==== Extracted records

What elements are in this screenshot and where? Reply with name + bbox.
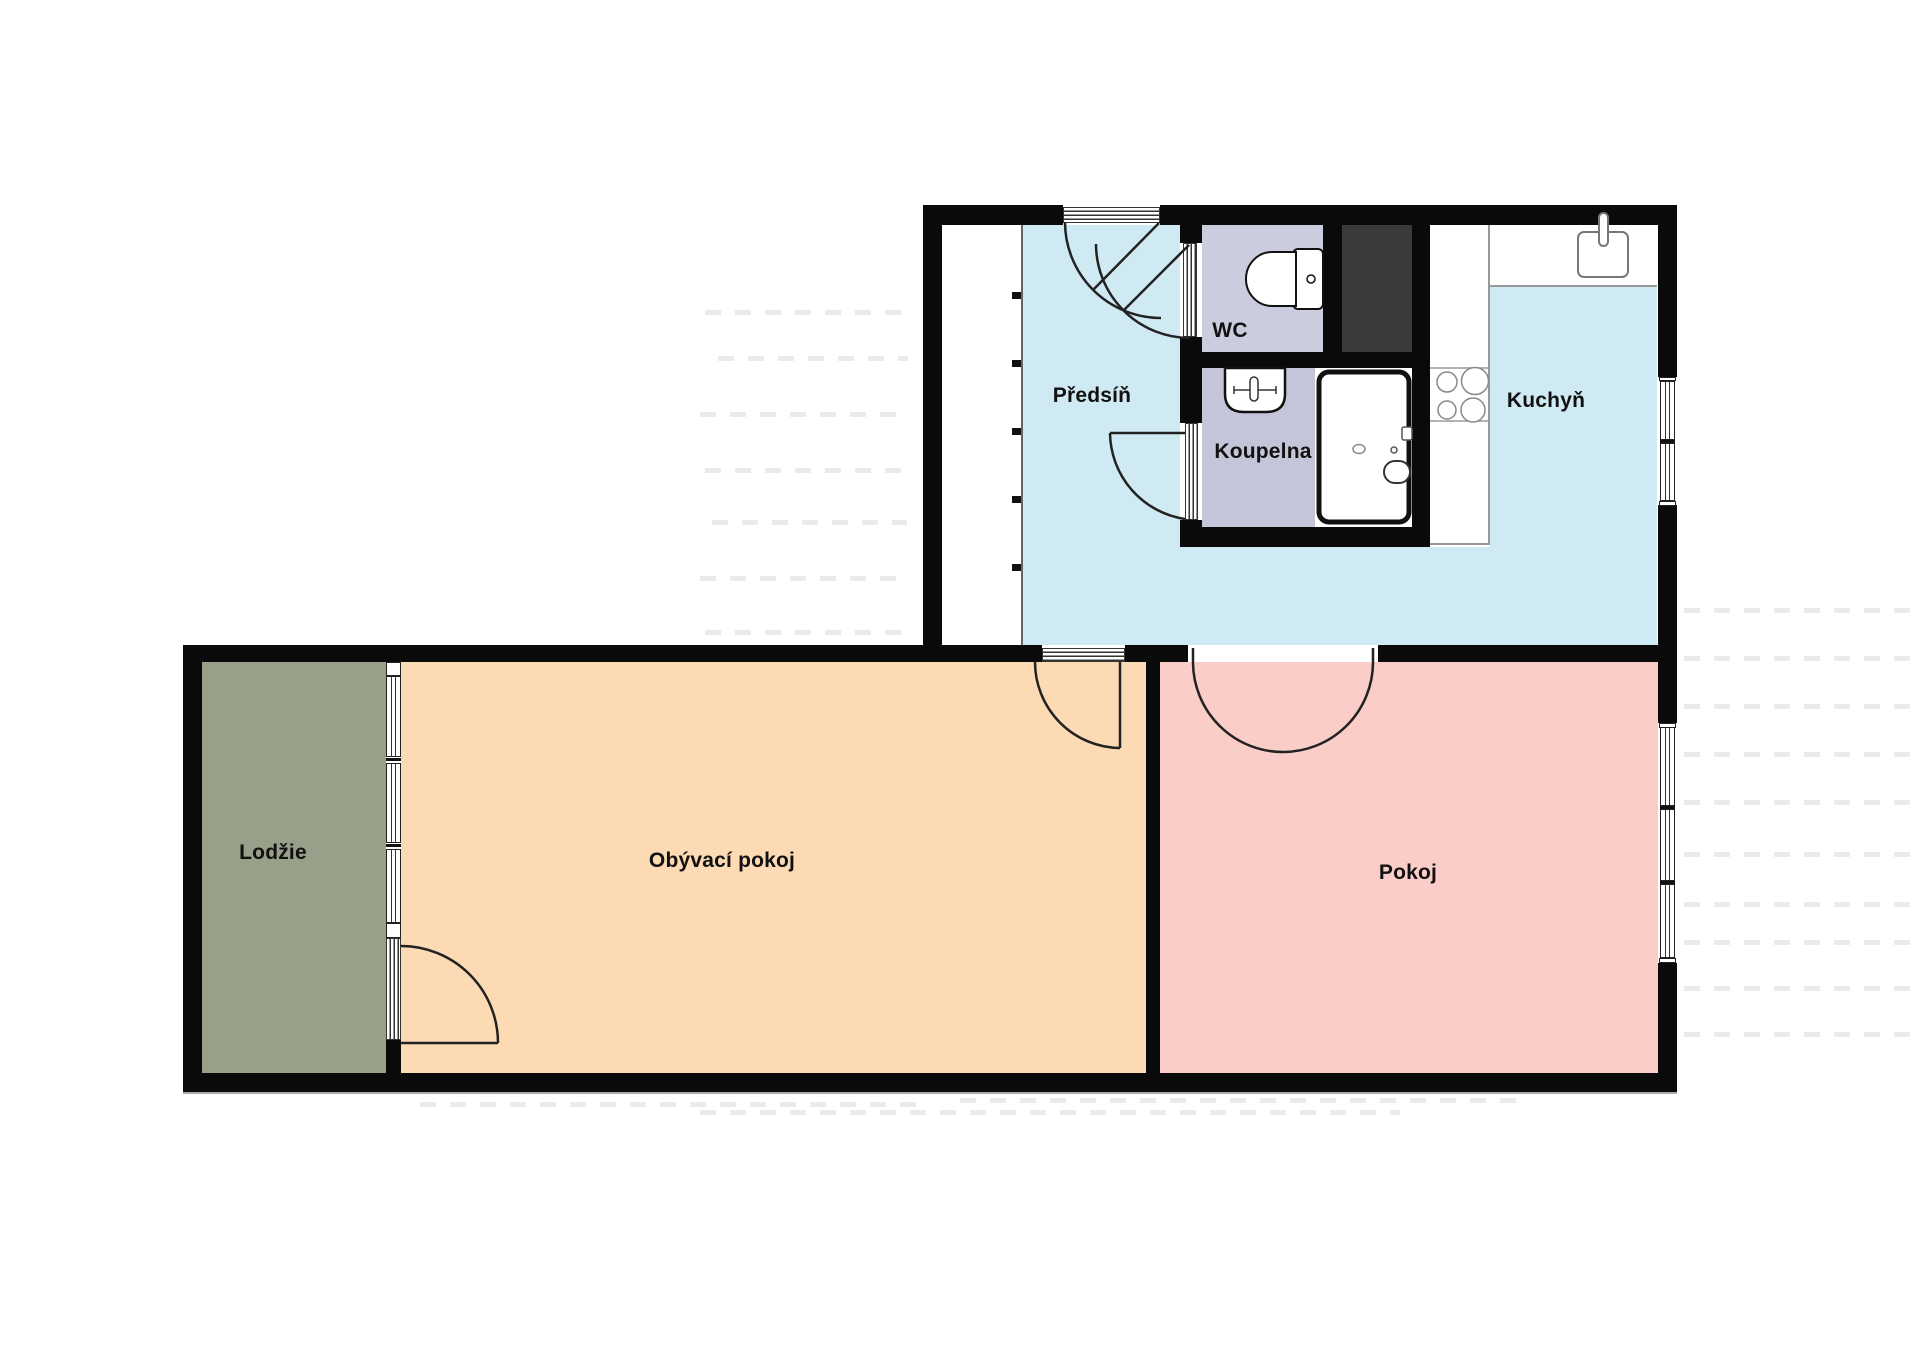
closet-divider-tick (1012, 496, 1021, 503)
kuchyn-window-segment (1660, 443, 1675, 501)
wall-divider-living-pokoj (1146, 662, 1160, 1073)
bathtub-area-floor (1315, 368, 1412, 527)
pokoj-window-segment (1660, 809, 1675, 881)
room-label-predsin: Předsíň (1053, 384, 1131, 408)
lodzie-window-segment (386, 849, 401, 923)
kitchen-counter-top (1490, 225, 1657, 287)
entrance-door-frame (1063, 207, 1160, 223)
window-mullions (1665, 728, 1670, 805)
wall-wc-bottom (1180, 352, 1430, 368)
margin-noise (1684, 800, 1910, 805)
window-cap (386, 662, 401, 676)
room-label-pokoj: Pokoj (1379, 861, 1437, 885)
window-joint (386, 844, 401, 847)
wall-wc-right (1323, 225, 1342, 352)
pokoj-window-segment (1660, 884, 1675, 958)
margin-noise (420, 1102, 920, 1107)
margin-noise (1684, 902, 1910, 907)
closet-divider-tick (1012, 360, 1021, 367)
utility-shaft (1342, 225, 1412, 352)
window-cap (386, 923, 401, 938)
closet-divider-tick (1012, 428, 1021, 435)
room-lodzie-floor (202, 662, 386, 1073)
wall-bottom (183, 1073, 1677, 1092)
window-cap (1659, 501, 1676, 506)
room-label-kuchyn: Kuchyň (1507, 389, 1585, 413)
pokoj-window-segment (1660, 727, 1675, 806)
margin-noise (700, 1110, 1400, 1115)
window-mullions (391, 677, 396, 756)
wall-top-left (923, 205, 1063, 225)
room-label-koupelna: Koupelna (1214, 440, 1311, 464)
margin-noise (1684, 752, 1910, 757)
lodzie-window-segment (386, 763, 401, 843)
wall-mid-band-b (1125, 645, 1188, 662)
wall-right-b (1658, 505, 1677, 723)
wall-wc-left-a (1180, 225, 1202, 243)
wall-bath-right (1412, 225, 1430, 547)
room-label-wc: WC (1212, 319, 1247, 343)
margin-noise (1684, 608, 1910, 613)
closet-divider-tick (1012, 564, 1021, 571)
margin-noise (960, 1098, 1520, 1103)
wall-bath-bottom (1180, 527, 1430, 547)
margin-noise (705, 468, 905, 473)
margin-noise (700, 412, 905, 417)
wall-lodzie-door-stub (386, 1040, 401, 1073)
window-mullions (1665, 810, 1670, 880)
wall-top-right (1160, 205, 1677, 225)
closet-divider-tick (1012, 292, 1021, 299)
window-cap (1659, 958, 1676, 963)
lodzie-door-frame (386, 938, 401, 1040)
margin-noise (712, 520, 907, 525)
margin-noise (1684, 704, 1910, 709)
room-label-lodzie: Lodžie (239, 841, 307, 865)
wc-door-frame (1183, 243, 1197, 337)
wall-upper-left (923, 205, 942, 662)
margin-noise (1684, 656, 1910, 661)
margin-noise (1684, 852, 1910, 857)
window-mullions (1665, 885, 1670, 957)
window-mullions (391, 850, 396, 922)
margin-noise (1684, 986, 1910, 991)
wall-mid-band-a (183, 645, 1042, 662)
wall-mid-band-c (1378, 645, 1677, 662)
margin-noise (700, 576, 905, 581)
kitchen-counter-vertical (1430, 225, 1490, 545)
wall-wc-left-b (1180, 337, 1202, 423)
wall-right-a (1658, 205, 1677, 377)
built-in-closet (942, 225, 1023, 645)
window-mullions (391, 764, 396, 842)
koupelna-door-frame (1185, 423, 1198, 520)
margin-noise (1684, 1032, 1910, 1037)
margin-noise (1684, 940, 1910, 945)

========

Please reproduce the listing above line for line, with no changes, and leave out the pictures.

**Expected output:**
What elements are in this screenshot and where? Reply with name + bbox.
closet-divider-tick (1012, 496, 1021, 503)
kuchyn-window-segment (1660, 443, 1675, 501)
wall-divider-living-pokoj (1146, 662, 1160, 1073)
bathtub-area-floor (1315, 368, 1412, 527)
pokoj-window-segment (1660, 809, 1675, 881)
room-label-predsin: Předsíň (1053, 384, 1131, 408)
lodzie-window-segment (386, 849, 401, 923)
kitchen-counter-top (1490, 225, 1657, 287)
entrance-door-frame (1063, 207, 1160, 223)
window-mullions (1665, 728, 1670, 805)
wall-wc-bottom (1180, 352, 1430, 368)
margin-noise (1684, 800, 1910, 805)
window-cap (386, 662, 401, 676)
room-label-pokoj: Pokoj (1379, 861, 1437, 885)
window-joint (386, 844, 401, 847)
wall-wc-right (1323, 225, 1342, 352)
pokoj-window-segment (1660, 884, 1675, 958)
margin-noise (420, 1102, 920, 1107)
margin-noise (1684, 902, 1910, 907)
closet-divider-tick (1012, 360, 1021, 367)
utility-shaft (1342, 225, 1412, 352)
window-cap (386, 923, 401, 938)
closet-divider-tick (1012, 428, 1021, 435)
room-lodzie-floor (202, 662, 386, 1073)
wall-bottom (183, 1073, 1677, 1092)
window-cap (1659, 501, 1676, 506)
room-label-kuchyn: Kuchyň (1507, 389, 1585, 413)
pokoj-window-segment (1660, 727, 1675, 806)
margin-noise (700, 1110, 1400, 1115)
window-mullions (391, 677, 396, 756)
wall-top-left (923, 205, 1063, 225)
room-label-koupelna: Koupelna (1214, 440, 1311, 464)
margin-noise (1684, 752, 1910, 757)
lodzie-window-segment (386, 763, 401, 843)
wall-mid-band-b (1125, 645, 1188, 662)
wall-right-b (1658, 505, 1677, 723)
wall-wc-left-a (1180, 225, 1202, 243)
wall-bath-right (1412, 225, 1430, 547)
room-label-wc: WC (1212, 319, 1247, 343)
margin-noise (1684, 608, 1910, 613)
closet-divider-tick (1012, 564, 1021, 571)
margin-noise (960, 1098, 1520, 1103)
wall-bath-bottom (1180, 527, 1430, 547)
margin-noise (705, 468, 905, 473)
margin-noise (700, 412, 905, 417)
wall-lodzie-door-stub (386, 1040, 401, 1073)
window-mullions (1665, 810, 1670, 880)
wall-top-right (1160, 205, 1677, 225)
closet-divider-tick (1012, 292, 1021, 299)
window-cap (1659, 958, 1676, 963)
lodzie-door-frame (386, 938, 401, 1040)
margin-noise (712, 520, 907, 525)
margin-noise (1684, 704, 1910, 709)
room-label-lodzie: Lodžie (239, 841, 307, 865)
wc-door-frame (1183, 243, 1197, 337)
wall-upper-left (923, 205, 942, 662)
margin-noise (1684, 656, 1910, 661)
margin-noise (1684, 852, 1910, 857)
window-mullions (1665, 885, 1670, 957)
window-mullions (391, 850, 396, 922)
margin-noise (1684, 986, 1910, 991)
wall-mid-band-a (183, 645, 1042, 662)
wall-mid-band-c (1378, 645, 1677, 662)
margin-noise (700, 576, 905, 581)
kitchen-counter-vertical (1430, 225, 1490, 545)
wall-wc-left-b (1180, 337, 1202, 423)
wall-right-a (1658, 205, 1677, 377)
built-in-closet (942, 225, 1023, 645)
window-mullions (391, 764, 396, 842)
koupelna-door-frame (1185, 423, 1198, 520)
margin-noise (1684, 1032, 1910, 1037)
margin-noise (1684, 940, 1910, 945)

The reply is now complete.